* **PROBLEM**
Where a line contains the word "清乾隆间", copy that line.

Start of MATERIAL

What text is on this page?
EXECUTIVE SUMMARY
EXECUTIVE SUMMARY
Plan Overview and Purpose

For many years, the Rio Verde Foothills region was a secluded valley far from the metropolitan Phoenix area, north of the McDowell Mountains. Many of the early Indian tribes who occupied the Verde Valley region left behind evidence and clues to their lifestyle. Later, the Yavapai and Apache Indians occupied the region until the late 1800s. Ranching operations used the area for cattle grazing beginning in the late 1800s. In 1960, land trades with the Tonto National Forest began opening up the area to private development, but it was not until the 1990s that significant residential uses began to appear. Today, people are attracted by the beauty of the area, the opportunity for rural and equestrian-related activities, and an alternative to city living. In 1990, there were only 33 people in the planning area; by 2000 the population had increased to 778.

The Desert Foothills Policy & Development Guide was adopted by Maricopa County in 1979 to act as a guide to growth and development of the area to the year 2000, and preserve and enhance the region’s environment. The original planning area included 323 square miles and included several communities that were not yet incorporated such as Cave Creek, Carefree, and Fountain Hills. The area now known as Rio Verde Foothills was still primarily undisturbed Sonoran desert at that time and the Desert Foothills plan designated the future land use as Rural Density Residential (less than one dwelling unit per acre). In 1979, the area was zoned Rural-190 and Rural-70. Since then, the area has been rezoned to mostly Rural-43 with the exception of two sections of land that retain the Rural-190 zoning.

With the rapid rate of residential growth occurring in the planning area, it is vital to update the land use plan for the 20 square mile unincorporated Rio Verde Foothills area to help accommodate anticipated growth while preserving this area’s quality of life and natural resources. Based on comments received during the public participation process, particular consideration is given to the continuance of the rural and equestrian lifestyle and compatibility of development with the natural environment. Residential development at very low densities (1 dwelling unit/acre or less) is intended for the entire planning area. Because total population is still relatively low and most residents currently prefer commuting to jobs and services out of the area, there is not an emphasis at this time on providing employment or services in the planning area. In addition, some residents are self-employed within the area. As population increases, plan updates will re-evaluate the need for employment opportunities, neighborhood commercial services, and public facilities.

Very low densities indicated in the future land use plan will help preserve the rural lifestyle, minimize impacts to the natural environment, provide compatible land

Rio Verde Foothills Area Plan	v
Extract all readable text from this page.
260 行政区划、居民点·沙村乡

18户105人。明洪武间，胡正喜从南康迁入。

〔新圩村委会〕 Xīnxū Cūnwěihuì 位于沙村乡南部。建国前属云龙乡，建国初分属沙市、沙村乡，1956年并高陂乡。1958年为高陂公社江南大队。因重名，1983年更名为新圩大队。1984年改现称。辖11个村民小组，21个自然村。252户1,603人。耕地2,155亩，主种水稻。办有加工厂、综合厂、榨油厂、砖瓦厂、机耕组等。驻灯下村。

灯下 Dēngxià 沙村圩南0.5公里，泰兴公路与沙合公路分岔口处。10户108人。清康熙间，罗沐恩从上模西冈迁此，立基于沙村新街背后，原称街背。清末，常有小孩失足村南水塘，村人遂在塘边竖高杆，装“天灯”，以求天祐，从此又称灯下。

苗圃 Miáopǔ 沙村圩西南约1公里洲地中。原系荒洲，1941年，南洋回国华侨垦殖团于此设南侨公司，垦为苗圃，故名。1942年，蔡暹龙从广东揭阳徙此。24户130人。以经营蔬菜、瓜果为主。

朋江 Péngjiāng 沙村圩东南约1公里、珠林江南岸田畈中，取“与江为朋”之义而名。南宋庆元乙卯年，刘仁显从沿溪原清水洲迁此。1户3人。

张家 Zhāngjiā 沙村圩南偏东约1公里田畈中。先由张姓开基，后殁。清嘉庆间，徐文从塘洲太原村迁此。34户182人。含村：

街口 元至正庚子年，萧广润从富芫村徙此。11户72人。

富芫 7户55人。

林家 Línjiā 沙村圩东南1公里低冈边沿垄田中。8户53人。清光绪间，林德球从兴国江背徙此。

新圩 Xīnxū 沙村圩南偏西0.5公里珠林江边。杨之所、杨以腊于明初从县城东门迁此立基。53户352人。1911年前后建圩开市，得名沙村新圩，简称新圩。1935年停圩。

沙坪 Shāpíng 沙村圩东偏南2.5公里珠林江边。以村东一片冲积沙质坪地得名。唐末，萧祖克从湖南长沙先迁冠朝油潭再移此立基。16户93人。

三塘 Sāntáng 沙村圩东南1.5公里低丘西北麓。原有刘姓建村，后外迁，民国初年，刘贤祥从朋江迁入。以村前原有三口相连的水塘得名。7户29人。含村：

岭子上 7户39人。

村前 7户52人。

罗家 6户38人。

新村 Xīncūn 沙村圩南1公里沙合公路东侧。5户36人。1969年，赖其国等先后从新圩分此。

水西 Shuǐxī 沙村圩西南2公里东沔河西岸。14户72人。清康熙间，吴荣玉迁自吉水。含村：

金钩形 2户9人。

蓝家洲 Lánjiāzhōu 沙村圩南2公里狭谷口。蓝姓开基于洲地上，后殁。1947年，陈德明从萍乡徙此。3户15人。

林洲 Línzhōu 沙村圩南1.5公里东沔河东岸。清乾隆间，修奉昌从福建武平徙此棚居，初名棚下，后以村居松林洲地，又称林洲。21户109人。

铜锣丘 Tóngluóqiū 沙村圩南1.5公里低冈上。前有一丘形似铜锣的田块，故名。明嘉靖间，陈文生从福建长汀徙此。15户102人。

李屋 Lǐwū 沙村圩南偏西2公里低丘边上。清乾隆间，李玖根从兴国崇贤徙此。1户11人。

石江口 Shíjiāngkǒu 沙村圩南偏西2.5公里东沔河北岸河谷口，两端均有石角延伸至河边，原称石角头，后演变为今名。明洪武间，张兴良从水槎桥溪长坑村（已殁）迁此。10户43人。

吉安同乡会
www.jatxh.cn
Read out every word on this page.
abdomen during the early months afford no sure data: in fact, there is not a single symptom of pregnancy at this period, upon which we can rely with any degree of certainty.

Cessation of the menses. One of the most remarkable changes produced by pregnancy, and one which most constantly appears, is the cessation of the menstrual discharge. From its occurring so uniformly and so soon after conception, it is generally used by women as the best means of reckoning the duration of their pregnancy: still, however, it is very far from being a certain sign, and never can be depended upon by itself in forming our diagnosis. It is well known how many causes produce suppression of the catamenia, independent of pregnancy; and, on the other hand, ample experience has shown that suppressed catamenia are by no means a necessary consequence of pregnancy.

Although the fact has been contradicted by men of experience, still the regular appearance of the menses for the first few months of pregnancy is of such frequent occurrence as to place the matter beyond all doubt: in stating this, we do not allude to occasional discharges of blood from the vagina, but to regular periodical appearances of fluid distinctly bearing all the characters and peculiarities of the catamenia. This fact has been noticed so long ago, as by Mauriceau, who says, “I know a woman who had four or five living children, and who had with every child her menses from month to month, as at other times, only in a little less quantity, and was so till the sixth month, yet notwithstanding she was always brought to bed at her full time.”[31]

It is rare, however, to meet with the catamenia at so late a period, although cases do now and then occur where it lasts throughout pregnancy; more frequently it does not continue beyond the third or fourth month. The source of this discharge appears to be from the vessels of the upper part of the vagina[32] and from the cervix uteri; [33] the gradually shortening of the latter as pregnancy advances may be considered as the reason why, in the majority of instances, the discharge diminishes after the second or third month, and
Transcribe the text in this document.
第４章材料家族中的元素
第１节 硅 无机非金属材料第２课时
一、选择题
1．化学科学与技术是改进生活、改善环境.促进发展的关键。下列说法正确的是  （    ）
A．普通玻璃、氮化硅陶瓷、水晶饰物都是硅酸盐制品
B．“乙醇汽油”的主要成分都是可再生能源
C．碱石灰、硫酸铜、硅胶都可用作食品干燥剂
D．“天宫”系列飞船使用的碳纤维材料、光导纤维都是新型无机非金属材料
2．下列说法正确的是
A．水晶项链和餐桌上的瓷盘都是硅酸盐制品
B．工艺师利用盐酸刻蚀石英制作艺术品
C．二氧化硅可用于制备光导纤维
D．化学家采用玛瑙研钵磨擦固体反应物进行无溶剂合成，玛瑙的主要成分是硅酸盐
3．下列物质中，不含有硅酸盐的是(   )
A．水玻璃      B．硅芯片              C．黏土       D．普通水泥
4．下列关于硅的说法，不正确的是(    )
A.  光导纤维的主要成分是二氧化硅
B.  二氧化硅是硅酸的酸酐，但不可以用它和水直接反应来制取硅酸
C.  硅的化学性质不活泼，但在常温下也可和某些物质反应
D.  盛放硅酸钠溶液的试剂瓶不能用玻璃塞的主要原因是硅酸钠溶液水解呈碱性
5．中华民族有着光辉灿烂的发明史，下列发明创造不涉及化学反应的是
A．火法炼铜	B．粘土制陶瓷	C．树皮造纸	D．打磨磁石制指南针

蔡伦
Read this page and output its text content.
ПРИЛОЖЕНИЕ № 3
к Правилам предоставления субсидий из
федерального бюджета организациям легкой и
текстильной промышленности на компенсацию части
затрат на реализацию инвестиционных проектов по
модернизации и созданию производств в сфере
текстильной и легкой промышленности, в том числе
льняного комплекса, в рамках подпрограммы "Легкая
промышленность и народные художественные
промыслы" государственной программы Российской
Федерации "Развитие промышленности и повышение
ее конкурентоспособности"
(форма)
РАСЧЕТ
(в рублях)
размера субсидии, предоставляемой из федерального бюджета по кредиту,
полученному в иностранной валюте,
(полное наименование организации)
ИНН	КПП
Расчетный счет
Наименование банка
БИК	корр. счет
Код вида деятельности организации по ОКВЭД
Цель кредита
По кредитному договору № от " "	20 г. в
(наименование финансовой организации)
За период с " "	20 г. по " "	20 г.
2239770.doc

End of MATERIAL

* **RESPONSE**
林洲 Línzhōu 沙村圩南1.5公里东沔河东岸。清乾隆间，修奉昌从福建武平徙此棚居，初名棚下，后以村居松林洲地，又称林洲。21户109人。
李屋 Lǐwū 沙村圩南偏西2公里低丘边上。清乾隆间，李玖根从兴国崇贤徙此。1户11人。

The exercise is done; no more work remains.